╭─ Data listing
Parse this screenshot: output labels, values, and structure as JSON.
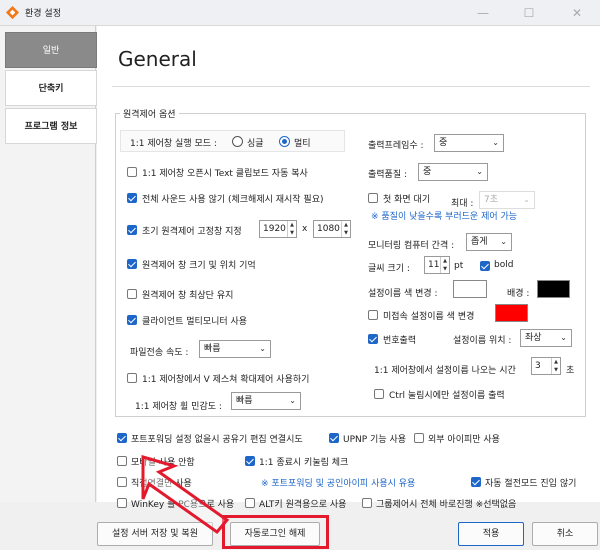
{
  "window": {
    "title": "환경 설정",
    "minimize": "—",
    "maximize": "☐",
    "close": "✕"
  },
  "sidebar": {
    "items": [
      {
        "label": "일반"
      },
      {
        "label": "단축키"
      },
      {
        "label": "프로그램 정보"
      }
    ]
  },
  "page": {
    "heading": "General"
  },
  "remote_group": {
    "title": "원격제어 옵션",
    "mode_label": "1:1 제어창 실행 모드 :",
    "mode_single": "싱글",
    "mode_multi": "멀티",
    "mode_selected": "멀티",
    "clipboard_copy": "1:1 제어창 오픈시 Text 클립보드 자동 복사",
    "disable_sound": "전체 사운드 사용 않기 (체크해제시 재시작 필요)",
    "fixed_size_label": "초기 원격제어 고정창 지정",
    "fixed_width": "1920",
    "fixed_x": "x",
    "fixed_height": "1080",
    "remember_pos": "원격제어 창 크기 및 위치 기억",
    "keep_top": "원격제어 창 최상단 유지",
    "client_multimonitor": "클라이언트 멀티모니터 사용",
    "file_speed_label": "파일전송 속도 :",
    "file_speed_value": "빠름",
    "v_gesture": "1:1 제어창에서 V 제스쳐 확대제어 사용하기",
    "wheel_label": "1:1 제어창 휠 민감도 :",
    "wheel_value": "빠름",
    "output_frames_label": "출력프레임수 :",
    "output_frames_value": "중",
    "output_quality_label": "출력품질 :",
    "output_quality_value": "중",
    "first_screen_wait": "첫 화면 대기",
    "max_label": "최대 :",
    "max_value": "7초",
    "first_screen_note": "※ 품질이 낮을수록 부러드운 제어 가능",
    "monitor_interval_label": "모니터링 컴퓨터 간격 :",
    "monitor_interval_value": "좁게",
    "font_size_label": "글씨 크기 :",
    "font_size_value": "11",
    "font_unit": "pt",
    "bold_label": "bold",
    "name_color_label": "설정이름 색 변경 :",
    "bg_label": "배경 :",
    "unconnected_color": "미접속 설정이름 색 변경",
    "number_output": "번호출력",
    "name_position_label": "설정이름 위치 :",
    "name_position_value": "좌상",
    "show_time_label": "1:1 제어창에서 설정이름 나오는 시간",
    "show_time_value": "3",
    "show_time_unit": "초",
    "ctrl_only": "Ctrl 눌림시에만 설정이름 출력"
  },
  "options": {
    "port_forward_share": "포트포워딩 설정 없을시 공유기 편집 연결시도",
    "upnp": "UPNP 기능 사용",
    "external_ip_only": "외부 아이피만 사용",
    "mobile_no_use": "모바일 사용 안함",
    "keyboard_check": "1:1 종료시 키눌림 체크",
    "direct_connect_only": "직접연결만 사용",
    "forward_note": "※ 포트포워딩 및 공인아이피 사용시 유용",
    "auto_save_mode": "자동 절전모드 진입 않기",
    "winkey_pc": "WinKey 를 PC용으로 사용",
    "alt_remote": "ALT키 원격용으로 사용",
    "group_control": "그룹제어시 전체 바로진행 ※선택없음"
  },
  "footer": {
    "save_restore": "설정 서버 저장 및 복원",
    "auto_login_off": "자동로그인 해제",
    "apply": "적용",
    "cancel": "취소"
  },
  "colors": {
    "accent": "#1e66c8",
    "name_bg": "#000000",
    "unconnected": "#ff0000",
    "annotation": "#e3192d"
  }
}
╰─
## Written problem
Copy the entries exactly. Leave out the images.

## The solution
Parse this screenshot: output labels, values, and structure as JSON.
{
  "window": {
    "title": "환경 설정",
    "minimize": "—",
    "maximize": "☐",
    "close": "✕"
  },
  "sidebar": {
    "items": [
      {
        "label": "일반"
      },
      {
        "label": "단축키"
      },
      {
        "label": "프로그램 정보"
      }
    ]
  },
  "page": {
    "heading": "General"
  },
  "remote_group": {
    "title": "원격제어 옵션",
    "mode_label": "1:1 제어창 실행 모드 :",
    "mode_single": "싱글",
    "mode_multi": "멀티",
    "mode_selected": "멀티",
    "clipboard_copy": "1:1 제어창 오픈시 Text 클립보드 자동 복사",
    "disable_sound": "전체 사운드 사용 않기 (체크해제시 재시작 필요)",
    "fixed_size_label": "초기 원격제어 고정창 지정",
    "fixed_width": "1920",
    "fixed_x": "x",
    "fixed_height": "1080",
    "remember_pos": "원격제어 창 크기 및 위치 기억",
    "keep_top": "원격제어 창 최상단 유지",
    "client_multimonitor": "클라이언트 멀티모니터 사용",
    "file_speed_label": "파일전송 속도 :",
    "file_speed_value": "빠름",
    "v_gesture": "1:1 제어창에서 V 제스쳐 확대제어 사용하기",
    "wheel_label": "1:1 제어창 휠 민감도 :",
    "wheel_value": "빠름",
    "output_frames_label": "출력프레임수 :",
    "output_frames_value": "중",
    "output_quality_label": "출력품질 :",
    "output_quality_value": "중",
    "first_screen_wait": "첫 화면 대기",
    "max_label": "최대 :",
    "max_value": "7초",
    "first_screen_note": "※ 품질이 낮을수록 부러드운 제어 가능",
    "monitor_interval_label": "모니터링 컴퓨터 간격 :",
    "monitor_interval_value": "좁게",
    "font_size_label": "글씨 크기 :",
    "font_size_value": "11",
    "font_unit": "pt",
    "bold_label": "bold",
    "name_color_label": "설정이름 색 변경 :",
    "bg_label": "배경 :",
    "unconnected_color": "미접속 설정이름 색 변경",
    "number_output": "번호출력",
    "name_position_label": "설정이름 위치 :",
    "name_position_value": "좌상",
    "show_time_label": "1:1 제어창에서 설정이름 나오는 시간",
    "show_time_value": "3",
    "show_time_unit": "초",
    "ctrl_only": "Ctrl 눌림시에만 설정이름 출력"
  },
  "options": {
    "port_forward_share": "포트포워딩 설정 없을시 공유기 편집 연결시도",
    "upnp": "UPNP 기능 사용",
    "external_ip_only": "외부 아이피만 사용",
    "mobile_no_use": "모바일 사용 안함",
    "keyboard_check": "1:1 종료시 키눌림 체크",
    "direct_connect_only": "직접연결만 사용",
    "forward_note": "※ 포트포워딩 및 공인아이피 사용시 유용",
    "auto_save_mode": "자동 절전모드 진입 않기",
    "winkey_pc": "WinKey 를 PC용으로 사용",
    "alt_remote": "ALT키 원격용으로 사용",
    "group_control": "그룹제어시 전체 바로진행 ※선택없음"
  },
  "footer": {
    "save_restore": "설정 서버 저장 및 복원",
    "auto_login_off": "자동로그인 해제",
    "apply": "적용",
    "cancel": "취소"
  },
  "colors": {
    "accent": "#1e66c8",
    "name_bg": "#000000",
    "unconnected": "#ff0000",
    "annotation": "#e3192d"
  }
}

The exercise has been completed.